◆ **Short exercise**: Pull out every line below that holds the word "kiến".

◆ **Data excerpts**:
☆ ☆ ☆ ☆

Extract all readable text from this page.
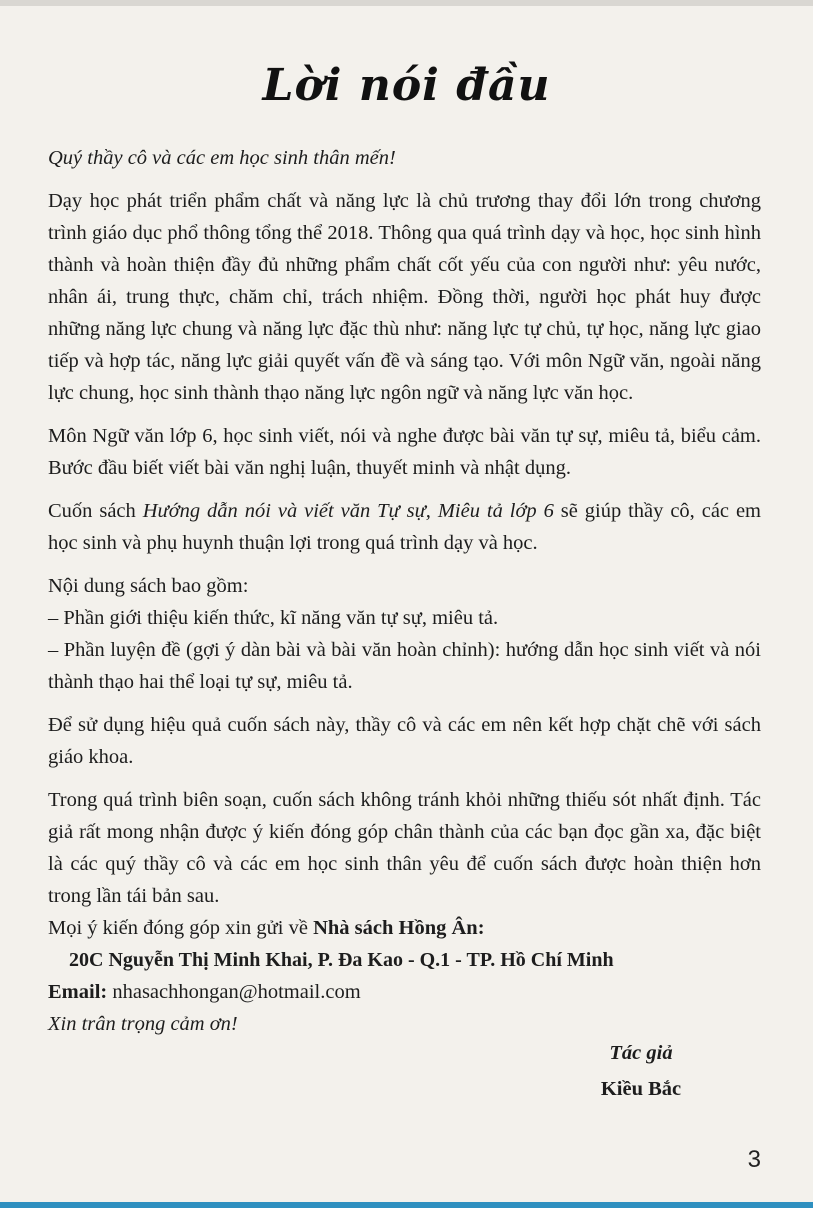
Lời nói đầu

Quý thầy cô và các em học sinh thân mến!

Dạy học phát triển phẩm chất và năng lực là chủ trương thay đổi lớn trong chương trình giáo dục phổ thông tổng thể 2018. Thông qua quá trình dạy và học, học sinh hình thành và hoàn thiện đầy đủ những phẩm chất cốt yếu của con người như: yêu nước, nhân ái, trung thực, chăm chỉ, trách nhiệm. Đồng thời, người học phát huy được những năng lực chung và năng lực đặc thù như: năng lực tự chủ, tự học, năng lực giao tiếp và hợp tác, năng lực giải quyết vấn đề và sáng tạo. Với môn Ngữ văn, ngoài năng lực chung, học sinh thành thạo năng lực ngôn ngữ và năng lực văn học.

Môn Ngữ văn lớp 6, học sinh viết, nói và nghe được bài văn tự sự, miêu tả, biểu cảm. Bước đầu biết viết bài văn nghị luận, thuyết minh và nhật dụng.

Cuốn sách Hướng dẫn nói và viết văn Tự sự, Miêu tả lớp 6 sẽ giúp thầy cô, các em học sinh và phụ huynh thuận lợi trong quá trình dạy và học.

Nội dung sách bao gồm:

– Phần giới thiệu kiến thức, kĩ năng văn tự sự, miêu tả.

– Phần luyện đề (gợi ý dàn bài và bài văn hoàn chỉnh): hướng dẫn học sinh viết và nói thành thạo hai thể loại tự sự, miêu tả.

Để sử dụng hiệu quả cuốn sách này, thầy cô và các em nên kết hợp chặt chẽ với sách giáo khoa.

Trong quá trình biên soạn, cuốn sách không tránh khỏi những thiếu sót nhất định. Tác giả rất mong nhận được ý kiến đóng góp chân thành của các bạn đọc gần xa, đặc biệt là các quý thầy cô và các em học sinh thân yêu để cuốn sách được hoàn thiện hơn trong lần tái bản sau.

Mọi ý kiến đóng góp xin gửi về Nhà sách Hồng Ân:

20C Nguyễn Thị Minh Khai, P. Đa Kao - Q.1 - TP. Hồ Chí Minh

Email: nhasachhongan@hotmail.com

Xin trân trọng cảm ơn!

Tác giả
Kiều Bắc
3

☆ ☆ ☆ ☆

◆ **Task response**:
– Phần giới thiệu kiến thức, kĩ năng văn tự sự, miêu tả.
Trong quá trình biên soạn, cuốn sách không tránh khỏi những thiếu sót nhất định. Tác giả rất mong nhận được ý kiến đóng góp chân thành của các bạn đọc gần xa, đặc biệt là các quý thầy cô và các em học sinh thân yêu để cuốn sách được hoàn thiện hơn trong lần tái bản sau.
Mọi ý kiến đóng góp xin gửi về Nhà sách Hồng Ân:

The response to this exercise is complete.